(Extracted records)
------------------------------------

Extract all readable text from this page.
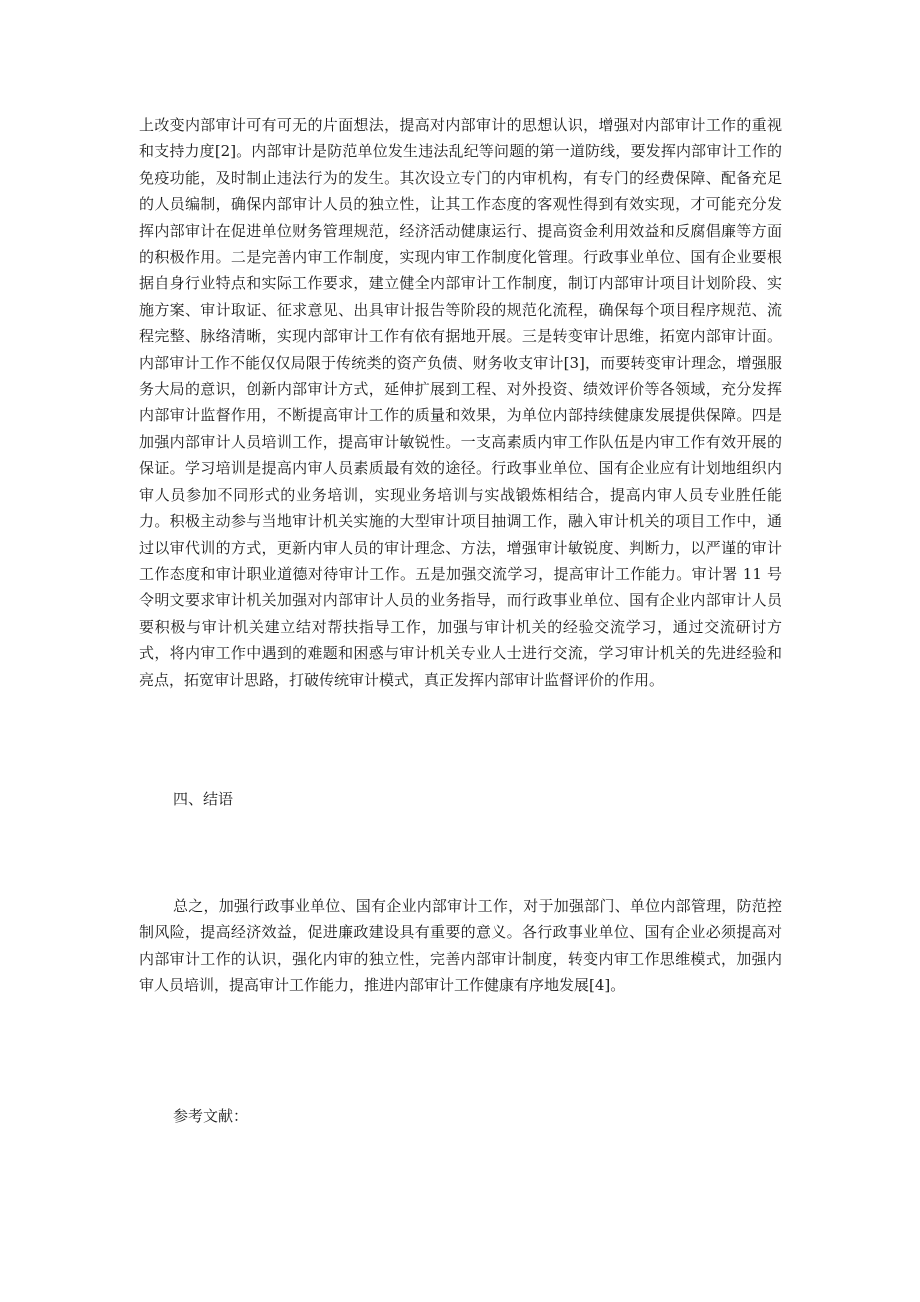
上改变内部审计可有可无的片面想法，提高对内部审计的思想认识，增强对内部审计工作的重视和支持力度[2]。内部审计是防范单位发生违法乱纪等问题的第一道防线，要发挥内部审计工作的免疫功能，及时制止违法行为的发生。其次设立专门的内审机构，有专门的经费保障、配备充足的人员编制，确保内部审计人员的独立性，让其工作态度的客观性得到有效实现，才可能充分发挥内部审计在促进单位财务管理规范，经济活动健康运行、提高资金利用效益和反腐倡廉等方面的积极作用。二是完善内审工作制度，实现内审工作制度化管理。行政事业单位、国有企业要根据自身行业特点和实际工作要求，建立健全内部审计工作制度，制订内部审计项目计划阶段、实施方案、审计取证、征求意见、出具审计报告等阶段的规范化流程，确保每个项目程序规范、流程完整、脉络清晰，实现内部审计工作有依有据地开展。三是转变审计思维，拓宽内部审计面。内部审计工作不能仅仅局限于传统类的资产负债、财务收支审计[3]，而要转变审计理念，增强服务大局的意识，创新内部审计方式，延伸扩展到工程、对外投资、绩效评价等各领域，充分发挥内部审计监督作用，不断提高审计工作的质量和效果，为单位内部持续健康发展提供保障。四是加强内部审计人员培训工作，提高审计敏锐性。一支高素质内审工作队伍是内审工作有效开展的保证。学习培训是提高内审人员素质最有效的途径。行政事业单位、国有企业应有计划地组织内审人员参加不同形式的业务培训，实现业务培训与实战锻炼相结合，提高内审人员专业胜任能力。积极主动参与当地审计机关实施的大型审计项目抽调工作，融入审计机关的项目工作中，通过以审代训的方式，更新内审人员的审计理念、方法，增强审计敏锐度、判断力，以严谨的审计工作态度和审计职业道德对待审计工作。五是加强交流学习，提高审计工作能力。审计署 11 号令明文要求审计机关加强对内部审计人员的业务指导，而行政事业单位、国有企业内部审计人员要积极与审计机关建立结对帮扶指导工作，加强与审计机关的经验交流学习，通过交流研讨方式，将内审工作中遇到的难题和困惑与审计机关专业人士进行交流，学习审计机关的先进经验和亮点，拓宽审计思路，打破传统审计模式，真正发挥内部审计监督评价的作用。

四、结语

总之，加强行政事业单位、国有企业内部审计工作，对于加强部门、单位内部管理，防范控制风险，提高经济效益，促进廉政建设具有重要的意义。各行政事业单位、国有企业必须提高对内部审计工作的认识，强化内审的独立性，完善内部审计制度，转变内审工作思维模式，加强内审人员培训，提高审计工作能力，推进内部审计工作健康有序地发展[4]。

参考文献：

------------------------------------

▶ **Short problem**
Retype each record exactly as it stands, but do not include the pictures.

▶ **Worked answer**
Extract all readable text from this page.
上改变内部审计可有可无的片面想法，提高对内部审计的思想认识，增强对内部审计工作的重视和支持力度[2]。内部审计是防范单位发生违法乱纪等问题的第一道防线，要发挥内部审计工作的免疫功能，及时制止违法行为的发生。其次设立专门的内审机构，有专门的经费保障、配备充足的人员编制，确保内部审计人员的独立性，让其工作态度的客观性得到有效实现，才可能充分发挥内部审计在促进单位财务管理规范，经济活动健康运行、提高资金利用效益和反腐倡廉等方面的积极作用。二是完善内审工作制度，实现内审工作制度化管理。行政事业单位、国有企业要根据自身行业特点和实际工作要求，建立健全内部审计工作制度，制订内部审计项目计划阶段、实施方案、审计取证、征求意见、出具审计报告等阶段的规范化流程，确保每个项目程序规范、流程完整、脉络清晰，实现内部审计工作有依有据地开展。三是转变审计思维，拓宽内部审计面。内部审计工作不能仅仅局限于传统类的资产负债、财务收支审计[3]，而要转变审计理念，增强服务大局的意识，创新内部审计方式，延伸扩展到工程、对外投资、绩效评价等各领域，充分发挥内部审计监督作用，不断提高审计工作的质量和效果，为单位内部持续健康发展提供保障。四是加强内部审计人员培训工作，提高审计敏锐性。一支高素质内审工作队伍是内审工作有效开展的保证。学习培训是提高内审人员素质最有效的途径。行政事业单位、国有企业应有计划地组织内审人员参加不同形式的业务培训，实现业务培训与实战锻炼相结合，提高内审人员专业胜任能力。积极主动参与当地审计机关实施的大型审计项目抽调工作，融入审计机关的项目工作中，通过以审代训的方式，更新内审人员的审计理念、方法，增强审计敏锐度、判断力，以严谨的审计工作态度和审计职业道德对待审计工作。五是加强交流学习，提高审计工作能力。审计署 11 号令明文要求审计机关加强对内部审计人员的业务指导，而行政事业单位、国有企业内部审计人员要积极与审计机关建立结对帮扶指导工作，加强与审计机关的经验交流学习，通过交流研讨方式，将内审工作中遇到的难题和困惑与审计机关专业人士进行交流，学习审计机关的先进经验和亮点，拓宽审计思路，打破传统审计模式，真正发挥内部审计监督评价的作用。

四、结语

总之，加强行政事业单位、国有企业内部审计工作，对于加强部门、单位内部管理，防范控制风险，提高经济效益，促进廉政建设具有重要的意义。各行政事业单位、国有企业必须提高对内部审计工作的认识，强化内审的独立性，完善内部审计制度，转变内审工作思维模式，加强内审人员培训，提高审计工作能力，推进内部审计工作健康有序地发展[4]。

参考文献：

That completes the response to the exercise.